* _Task to carry out_
Keep the pictures out of the copy and repeat the records exactly.

* _Data rows_
☆ ☆ ☆ ☆

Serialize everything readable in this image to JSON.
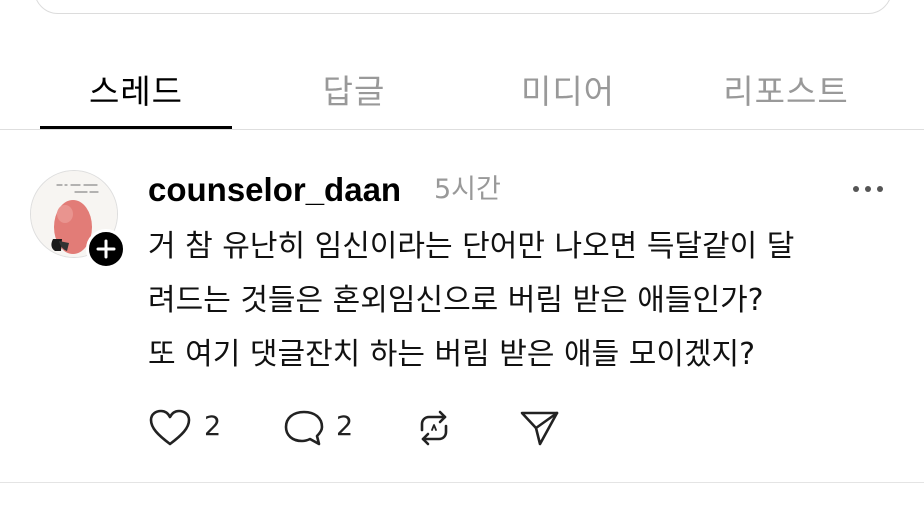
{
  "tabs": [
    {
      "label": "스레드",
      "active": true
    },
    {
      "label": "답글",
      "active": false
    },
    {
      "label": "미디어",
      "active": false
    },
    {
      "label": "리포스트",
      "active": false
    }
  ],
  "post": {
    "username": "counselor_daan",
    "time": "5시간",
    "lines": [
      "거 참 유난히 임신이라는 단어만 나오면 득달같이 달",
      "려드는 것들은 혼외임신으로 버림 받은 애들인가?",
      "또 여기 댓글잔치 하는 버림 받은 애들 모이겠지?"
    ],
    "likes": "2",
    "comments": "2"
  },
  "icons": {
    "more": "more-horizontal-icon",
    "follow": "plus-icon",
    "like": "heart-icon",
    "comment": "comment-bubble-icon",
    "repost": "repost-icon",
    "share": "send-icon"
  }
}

☆ ☆ ☆ ☆

* _Expected output_
Serialize everything readable in this image to JSON.
{
  "tabs": [
    {
      "label": "스레드",
      "active": true
    },
    {
      "label": "답글",
      "active": false
    },
    {
      "label": "미디어",
      "active": false
    },
    {
      "label": "리포스트",
      "active": false
    }
  ],
  "post": {
    "username": "counselor_daan",
    "time": "5시간",
    "lines": [
      "거 참 유난히 임신이라는 단어만 나오면 득달같이 달",
      "려드는 것들은 혼외임신으로 버림 받은 애들인가?",
      "또 여기 댓글잔치 하는 버림 받은 애들 모이겠지?"
    ],
    "likes": "2",
    "comments": "2"
  },
  "icons": {
    "more": "more-horizontal-icon",
    "follow": "plus-icon",
    "like": "heart-icon",
    "comment": "comment-bubble-icon",
    "repost": "repost-icon",
    "share": "send-icon"
  }
}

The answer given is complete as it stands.